— WHAT TO WORK ON —
Every line of the material that follows must be printed again exactly.

-- START OF PROVIDED RECORDS --

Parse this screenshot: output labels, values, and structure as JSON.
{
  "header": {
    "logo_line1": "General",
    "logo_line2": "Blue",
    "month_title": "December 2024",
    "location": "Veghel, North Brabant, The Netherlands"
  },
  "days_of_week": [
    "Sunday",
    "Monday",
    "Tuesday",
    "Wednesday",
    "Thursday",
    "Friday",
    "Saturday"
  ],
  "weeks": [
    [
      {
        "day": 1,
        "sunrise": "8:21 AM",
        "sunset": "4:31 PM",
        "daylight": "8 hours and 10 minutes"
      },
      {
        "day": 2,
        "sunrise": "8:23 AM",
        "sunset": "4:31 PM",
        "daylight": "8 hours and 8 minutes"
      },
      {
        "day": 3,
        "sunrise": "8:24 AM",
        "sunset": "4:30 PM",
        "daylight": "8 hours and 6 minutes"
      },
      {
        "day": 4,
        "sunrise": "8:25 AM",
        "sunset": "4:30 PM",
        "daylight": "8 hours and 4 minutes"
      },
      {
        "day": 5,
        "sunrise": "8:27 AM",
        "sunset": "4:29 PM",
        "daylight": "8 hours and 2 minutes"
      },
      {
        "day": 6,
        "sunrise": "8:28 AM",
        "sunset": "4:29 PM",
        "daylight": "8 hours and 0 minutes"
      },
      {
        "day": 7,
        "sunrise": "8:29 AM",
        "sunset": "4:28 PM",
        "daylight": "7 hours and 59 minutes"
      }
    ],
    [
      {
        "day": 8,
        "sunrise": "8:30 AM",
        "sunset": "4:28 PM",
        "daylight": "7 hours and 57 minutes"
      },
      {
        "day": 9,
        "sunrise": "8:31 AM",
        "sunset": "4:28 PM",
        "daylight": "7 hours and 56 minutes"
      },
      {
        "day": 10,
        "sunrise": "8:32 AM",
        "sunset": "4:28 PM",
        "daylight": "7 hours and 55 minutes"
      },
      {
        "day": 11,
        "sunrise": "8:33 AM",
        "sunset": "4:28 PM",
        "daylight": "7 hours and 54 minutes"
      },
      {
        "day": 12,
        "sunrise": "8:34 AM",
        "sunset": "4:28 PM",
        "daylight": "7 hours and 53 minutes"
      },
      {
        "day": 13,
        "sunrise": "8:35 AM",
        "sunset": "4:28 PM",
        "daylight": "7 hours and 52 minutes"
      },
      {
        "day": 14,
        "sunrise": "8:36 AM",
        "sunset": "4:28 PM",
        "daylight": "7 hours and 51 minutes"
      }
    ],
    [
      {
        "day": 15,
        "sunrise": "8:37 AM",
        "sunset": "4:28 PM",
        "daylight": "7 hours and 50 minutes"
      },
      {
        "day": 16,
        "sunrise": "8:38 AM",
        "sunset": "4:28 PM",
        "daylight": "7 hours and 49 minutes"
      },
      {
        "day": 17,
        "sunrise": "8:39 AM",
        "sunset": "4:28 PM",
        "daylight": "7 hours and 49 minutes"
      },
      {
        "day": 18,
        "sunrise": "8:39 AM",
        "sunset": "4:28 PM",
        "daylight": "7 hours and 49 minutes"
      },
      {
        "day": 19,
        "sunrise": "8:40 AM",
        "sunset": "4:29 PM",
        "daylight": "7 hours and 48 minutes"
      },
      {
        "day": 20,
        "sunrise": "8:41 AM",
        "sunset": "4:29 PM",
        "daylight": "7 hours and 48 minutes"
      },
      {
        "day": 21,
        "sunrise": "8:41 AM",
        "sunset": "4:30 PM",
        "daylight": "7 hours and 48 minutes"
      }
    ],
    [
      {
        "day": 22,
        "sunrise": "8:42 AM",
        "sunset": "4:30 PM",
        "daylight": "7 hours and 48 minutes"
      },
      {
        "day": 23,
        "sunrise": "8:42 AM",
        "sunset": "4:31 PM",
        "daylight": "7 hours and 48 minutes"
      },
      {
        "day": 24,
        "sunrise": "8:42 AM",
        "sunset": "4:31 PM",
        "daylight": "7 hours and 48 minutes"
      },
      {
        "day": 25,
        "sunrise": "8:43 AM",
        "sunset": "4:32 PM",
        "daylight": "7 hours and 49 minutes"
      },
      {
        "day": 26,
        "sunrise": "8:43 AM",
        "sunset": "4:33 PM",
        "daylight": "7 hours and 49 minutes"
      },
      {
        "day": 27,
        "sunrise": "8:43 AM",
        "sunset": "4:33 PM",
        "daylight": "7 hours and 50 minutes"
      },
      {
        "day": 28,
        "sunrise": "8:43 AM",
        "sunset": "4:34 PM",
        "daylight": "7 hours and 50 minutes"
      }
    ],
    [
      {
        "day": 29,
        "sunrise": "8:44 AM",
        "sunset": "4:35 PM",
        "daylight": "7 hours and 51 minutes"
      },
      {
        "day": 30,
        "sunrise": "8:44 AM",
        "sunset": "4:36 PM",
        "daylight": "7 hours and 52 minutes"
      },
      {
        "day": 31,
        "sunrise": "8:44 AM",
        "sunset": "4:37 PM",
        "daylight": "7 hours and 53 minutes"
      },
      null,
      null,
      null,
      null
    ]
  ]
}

-- END OF PROVIDED RECORDS --

— OUTPUT FOR THIS TASK —
Parse this screenshot: output labels, values, and structure as JSON.
{
  "header": {
    "logo_line1": "General",
    "logo_line2": "Blue",
    "month_title": "December 2024",
    "location": "Veghel, North Brabant, The Netherlands"
  },
  "days_of_week": [
    "Sunday",
    "Monday",
    "Tuesday",
    "Wednesday",
    "Thursday",
    "Friday",
    "Saturday"
  ],
  "weeks": [
    [
      {
        "day": 1,
        "sunrise": "8:21 AM",
        "sunset": "4:31 PM",
        "daylight": "8 hours and 10 minutes"
      },
      {
        "day": 2,
        "sunrise": "8:23 AM",
        "sunset": "4:31 PM",
        "daylight": "8 hours and 8 minutes"
      },
      {
        "day": 3,
        "sunrise": "8:24 AM",
        "sunset": "4:30 PM",
        "daylight": "8 hours and 6 minutes"
      },
      {
        "day": 4,
        "sunrise": "8:25 AM",
        "sunset": "4:30 PM",
        "daylight": "8 hours and 4 minutes"
      },
      {
        "day": 5,
        "sunrise": "8:27 AM",
        "sunset": "4:29 PM",
        "daylight": "8 hours and 2 minutes"
      },
      {
        "day": 6,
        "sunrise": "8:28 AM",
        "sunset": "4:29 PM",
        "daylight": "8 hours and 0 minutes"
      },
      {
        "day": 7,
        "sunrise": "8:29 AM",
        "sunset": "4:28 PM",
        "daylight": "7 hours and 59 minutes"
      }
    ],
    [
      {
        "day": 8,
        "sunrise": "8:30 AM",
        "sunset": "4:28 PM",
        "daylight": "7 hours and 57 minutes"
      },
      {
        "day": 9,
        "sunrise": "8:31 AM",
        "sunset": "4:28 PM",
        "daylight": "7 hours and 56 minutes"
      },
      {
        "day": 10,
        "sunrise": "8:32 AM",
        "sunset": "4:28 PM",
        "daylight": "7 hours and 55 minutes"
      },
      {
        "day": 11,
        "sunrise": "8:33 AM",
        "sunset": "4:28 PM",
        "daylight": "7 hours and 54 minutes"
      },
      {
        "day": 12,
        "sunrise": "8:34 AM",
        "sunset": "4:28 PM",
        "daylight": "7 hours and 53 minutes"
      },
      {
        "day": 13,
        "sunrise": "8:35 AM",
        "sunset": "4:28 PM",
        "daylight": "7 hours and 52 minutes"
      },
      {
        "day": 14,
        "sunrise": "8:36 AM",
        "sunset": "4:28 PM",
        "daylight": "7 hours and 51 minutes"
      }
    ],
    [
      {
        "day": 15,
        "sunrise": "8:37 AM",
        "sunset": "4:28 PM",
        "daylight": "7 hours and 50 minutes"
      },
      {
        "day": 16,
        "sunrise": "8:38 AM",
        "sunset": "4:28 PM",
        "daylight": "7 hours and 49 minutes"
      },
      {
        "day": 17,
        "sunrise": "8:39 AM",
        "sunset": "4:28 PM",
        "daylight": "7 hours and 49 minutes"
      },
      {
        "day": 18,
        "sunrise": "8:39 AM",
        "sunset": "4:28 PM",
        "daylight": "7 hours and 49 minutes"
      },
      {
        "day": 19,
        "sunrise": "8:40 AM",
        "sunset": "4:29 PM",
        "daylight": "7 hours and 48 minutes"
      },
      {
        "day": 20,
        "sunrise": "8:41 AM",
        "sunset": "4:29 PM",
        "daylight": "7 hours and 48 minutes"
      },
      {
        "day": 21,
        "sunrise": "8:41 AM",
        "sunset": "4:30 PM",
        "daylight": "7 hours and 48 minutes"
      }
    ],
    [
      {
        "day": 22,
        "sunrise": "8:42 AM",
        "sunset": "4:30 PM",
        "daylight": "7 hours and 48 minutes"
      },
      {
        "day": 23,
        "sunrise": "8:42 AM",
        "sunset": "4:31 PM",
        "daylight": "7 hours and 48 minutes"
      },
      {
        "day": 24,
        "sunrise": "8:42 AM",
        "sunset": "4:31 PM",
        "daylight": "7 hours and 48 minutes"
      },
      {
        "day": 25,
        "sunrise": "8:43 AM",
        "sunset": "4:32 PM",
        "daylight": "7 hours and 49 minutes"
      },
      {
        "day": 26,
        "sunrise": "8:43 AM",
        "sunset": "4:33 PM",
        "daylight": "7 hours and 49 minutes"
      },
      {
        "day": 27,
        "sunrise": "8:43 AM",
        "sunset": "4:33 PM",
        "daylight": "7 hours and 50 minutes"
      },
      {
        "day": 28,
        "sunrise": "8:43 AM",
        "sunset": "4:34 PM",
        "daylight": "7 hours and 50 minutes"
      }
    ],
    [
      {
        "day": 29,
        "sunrise": "8:44 AM",
        "sunset": "4:35 PM",
        "daylight": "7 hours and 51 minutes"
      },
      {
        "day": 30,
        "sunrise": "8:44 AM",
        "sunset": "4:36 PM",
        "daylight": "7 hours and 52 minutes"
      },
      {
        "day": 31,
        "sunrise": "8:44 AM",
        "sunset": "4:37 PM",
        "daylight": "7 hours and 53 minutes"
      },
      null,
      null,
      null,
      null
    ]
  ]
}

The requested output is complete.